┌─ TASK INPUTS
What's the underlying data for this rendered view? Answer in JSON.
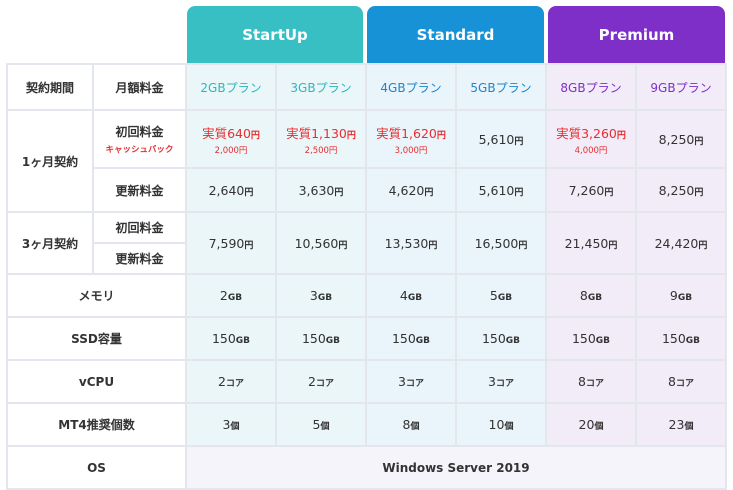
{
  "plans": [
    {
      "name": "StartUp",
      "color": "#38bfc4"
    },
    {
      "name": "Standard",
      "color": "#1892d6"
    },
    {
      "name": "Premium",
      "color": "#7e2fc8"
    }
  ],
  "header_row": {
    "period_label": "契約期間",
    "monthly_label": "月額料金",
    "sub_plans": [
      "2GBプラン",
      "3GBプラン",
      "4GBプラン",
      "5GBプラン",
      "8GBプラン",
      "9GBプラン"
    ],
    "sub_plan_colors": [
      "#2fb6bd",
      "#2fb6bd",
      "#1e86cc",
      "#1e86cc",
      "#7e2fc8",
      "#7e2fc8"
    ]
  },
  "one_month": {
    "label": "1ヶ月契約",
    "initial_label": "初回料金",
    "cashback_label": "キャッシュバック",
    "initial": [
      {
        "main": "実質640",
        "unit": "円",
        "sub": "2,000円",
        "red": true
      },
      {
        "main": "実質1,130",
        "unit": "円",
        "sub": "2,500円",
        "red": true
      },
      {
        "main": "実質1,620",
        "unit": "円",
        "sub": "3,000円",
        "red": true
      },
      {
        "main": "5,610",
        "unit": "円",
        "sub": "",
        "red": false
      },
      {
        "main": "実質3,260",
        "unit": "円",
        "sub": "4,000円",
        "red": true
      },
      {
        "main": "8,250",
        "unit": "円",
        "sub": "",
        "red": false
      }
    ],
    "renewal_label": "更新料金",
    "renewal": [
      "2,640",
      "3,630",
      "4,620",
      "5,610",
      "7,260",
      "8,250"
    ],
    "yen": "円"
  },
  "three_month": {
    "label": "3ヶ月契約",
    "initial_label": "初回料金",
    "renewal_label": "更新料金",
    "values": [
      "7,590",
      "10,560",
      "13,530",
      "16,500",
      "21,450",
      "24,420"
    ],
    "yen": "円"
  },
  "memory": {
    "label": "メモリ",
    "values": [
      "2",
      "3",
      "4",
      "5",
      "8",
      "9"
    ],
    "unit": "GB"
  },
  "ssd": {
    "label": "SSD容量",
    "values": [
      "150",
      "150",
      "150",
      "150",
      "150",
      "150"
    ],
    "unit": "GB"
  },
  "vcpu": {
    "label": "vCPU",
    "values": [
      "2",
      "2",
      "3",
      "3",
      "8",
      "8"
    ],
    "unit": "コア"
  },
  "mt4": {
    "label": "MT4推奨個数",
    "values": [
      "3",
      "5",
      "8",
      "10",
      "20",
      "23"
    ],
    "unit": "個"
  },
  "os": {
    "label": "OS",
    "value": "Windows Server 2019"
  }
}
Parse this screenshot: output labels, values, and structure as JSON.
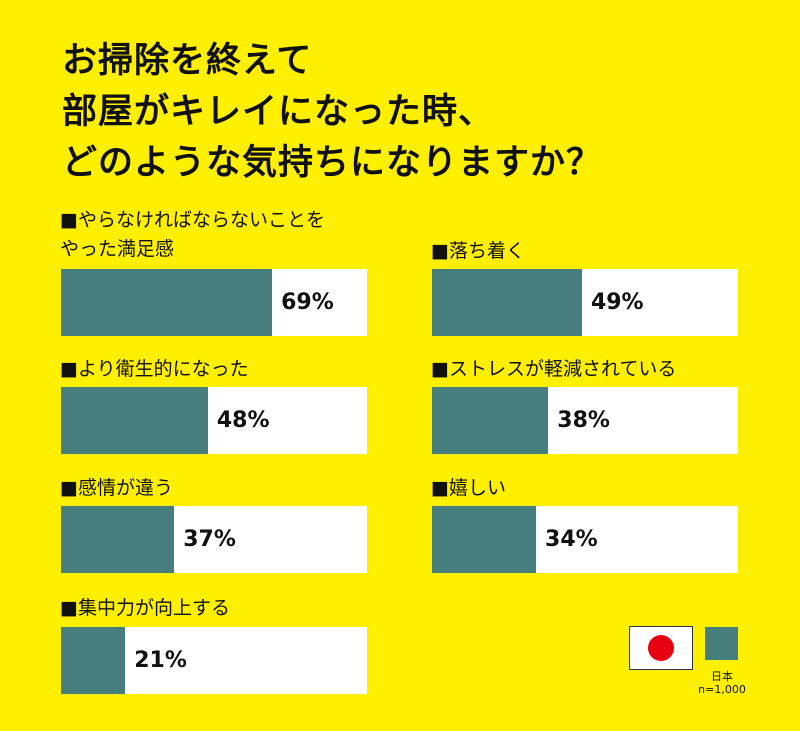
{
  "colors": {
    "background": "#fff000",
    "bar": "#467d7d",
    "track": "#ffffff"
  },
  "chart_data": {
    "type": "bar",
    "orientation": "horizontal",
    "title": "お掃除を終えて\n部屋がキレイになった時、\nどのような気持ちになりますか？",
    "categories": [
      "■やらなければならないことを\nやった満足感",
      "■落ち着く",
      "■より衛生的になった",
      "■ストレスが軽減されている",
      "■感情が違う",
      "■嬉しい",
      "■集中力が向上する"
    ],
    "series": [
      {
        "name": "日本",
        "values": [
          69,
          49,
          48,
          38,
          37,
          34,
          21
        ]
      }
    ],
    "value_labels": [
      "69%",
      "49%",
      "48%",
      "38%",
      "37%",
      "34%",
      "21%"
    ],
    "xlim": [
      0,
      100
    ],
    "unit": "%",
    "legend": {
      "placement": "bottom-right",
      "flag": "japan-flag-icon",
      "name": "日本",
      "sample": "n=1,000"
    }
  }
}
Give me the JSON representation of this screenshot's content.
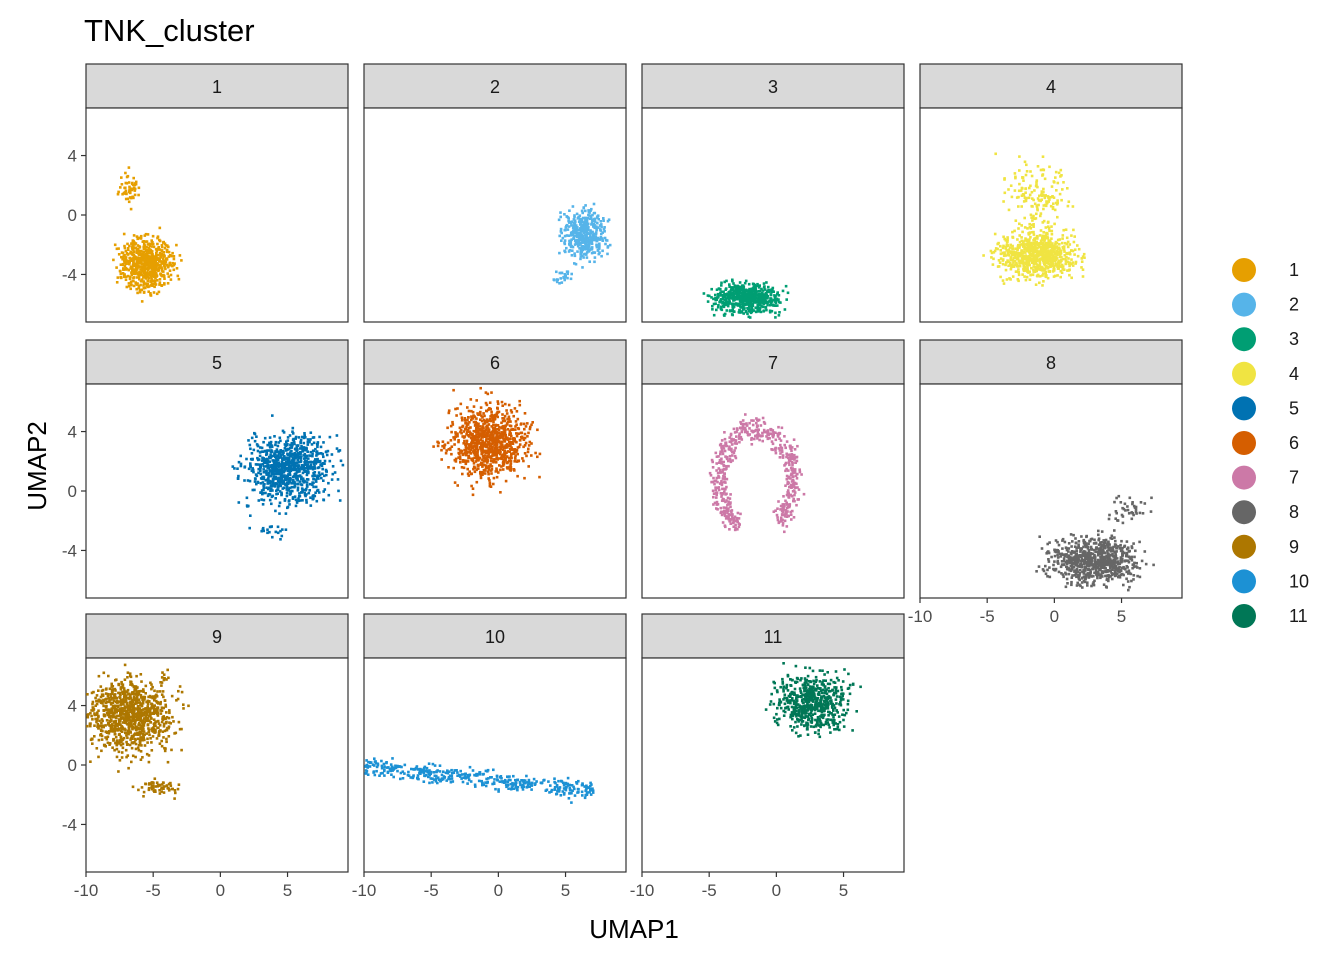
{
  "chart_data": {
    "type": "scatter",
    "title": "TNK_cluster",
    "xlabel": "UMAP1",
    "ylabel": "UMAP2",
    "xlim": [
      -10,
      9.5
    ],
    "ylim": [
      -7.2,
      7.2
    ],
    "x_ticks": [
      -10,
      -5,
      0,
      5
    ],
    "x_tick_labels": [
      "-10",
      "-5",
      "0",
      "5"
    ],
    "y_ticks": [
      -4,
      0,
      4
    ],
    "y_tick_labels": [
      "-4",
      "0",
      "4"
    ],
    "grid": false,
    "legend_position": "right",
    "facets": [
      {
        "label": "1",
        "color": "#E69F00",
        "blobs": [
          {
            "cx": -5.6,
            "cy": -3.2,
            "rx": 2.2,
            "ry": 2.1,
            "n": 650
          },
          {
            "cx": -6.9,
            "cy": 1.8,
            "rx": 0.9,
            "ry": 1.4,
            "n": 55
          }
        ]
      },
      {
        "label": "2",
        "color": "#56B4E9",
        "blobs": [
          {
            "cx": 6.3,
            "cy": -1.2,
            "rx": 2.0,
            "ry": 2.0,
            "n": 450
          },
          {
            "cx": 4.8,
            "cy": -4.1,
            "rx": 0.9,
            "ry": 0.5,
            "n": 25
          }
        ]
      },
      {
        "label": "3",
        "color": "#009E73",
        "blobs": [
          {
            "cx": -2.3,
            "cy": -5.5,
            "rx": 3.0,
            "ry": 1.2,
            "n": 600
          }
        ]
      },
      {
        "label": "4",
        "color": "#F0E442",
        "blobs": [
          {
            "cx": -1.3,
            "cy": -2.6,
            "rx": 3.4,
            "ry": 1.9,
            "n": 750
          },
          {
            "cx": -1.3,
            "cy": 1.4,
            "rx": 3.0,
            "ry": 2.6,
            "n": 160
          }
        ]
      },
      {
        "label": "5",
        "color": "#0072B2",
        "blobs": [
          {
            "cx": 5.0,
            "cy": 1.6,
            "rx": 3.8,
            "ry": 2.8,
            "n": 900
          },
          {
            "cx": 3.6,
            "cy": -2.7,
            "rx": 1.3,
            "ry": 0.6,
            "n": 20
          }
        ]
      },
      {
        "label": "6",
        "color": "#D55E00",
        "blobs": [
          {
            "cx": -0.8,
            "cy": 3.4,
            "rx": 3.4,
            "ry": 3.0,
            "n": 900
          }
        ]
      },
      {
        "label": "7",
        "color": "#CC79A7",
        "arc": true,
        "blobs": [
          {
            "cx": -1.6,
            "cy": 0.8,
            "rx": 3.4,
            "ry": 4.2,
            "n": 550
          }
        ]
      },
      {
        "label": "8",
        "color": "#666666",
        "blobs": [
          {
            "cx": 3.0,
            "cy": -4.6,
            "rx": 3.8,
            "ry": 1.8,
            "n": 800
          },
          {
            "cx": 5.3,
            "cy": -1.2,
            "rx": 2.0,
            "ry": 1.3,
            "n": 40
          }
        ]
      },
      {
        "label": "9",
        "color": "#AD7700",
        "blobs": [
          {
            "cx": -6.8,
            "cy": 3.4,
            "rx": 3.8,
            "ry": 3.0,
            "n": 1000
          },
          {
            "cx": -4.8,
            "cy": -1.4,
            "rx": 1.8,
            "ry": 0.6,
            "n": 60
          }
        ]
      },
      {
        "label": "10",
        "color": "#1C91D4",
        "stream": true,
        "blobs": [
          {
            "cx": -2.0,
            "cy": -0.8,
            "rx": 9.0,
            "ry": 0.7,
            "n": 450
          }
        ]
      },
      {
        "label": "11",
        "color": "#007756",
        "blobs": [
          {
            "cx": 2.6,
            "cy": 4.3,
            "rx": 3.2,
            "ry": 2.3,
            "n": 600
          }
        ]
      }
    ],
    "legend": [
      {
        "label": "1",
        "color": "#E69F00"
      },
      {
        "label": "2",
        "color": "#56B4E9"
      },
      {
        "label": "3",
        "color": "#009E73"
      },
      {
        "label": "4",
        "color": "#F0E442"
      },
      {
        "label": "5",
        "color": "#0072B2"
      },
      {
        "label": "6",
        "color": "#D55E00"
      },
      {
        "label": "7",
        "color": "#CC79A7"
      },
      {
        "label": "8",
        "color": "#666666"
      },
      {
        "label": "9",
        "color": "#AD7700"
      },
      {
        "label": "10",
        "color": "#1C91D4"
      },
      {
        "label": "11",
        "color": "#007756"
      }
    ]
  }
}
└─
» **WORK TO DO**
Tally the lines of the preceding listing in which the word "name" appears; state nothing but the total.

» **COMPLETED TASK**
5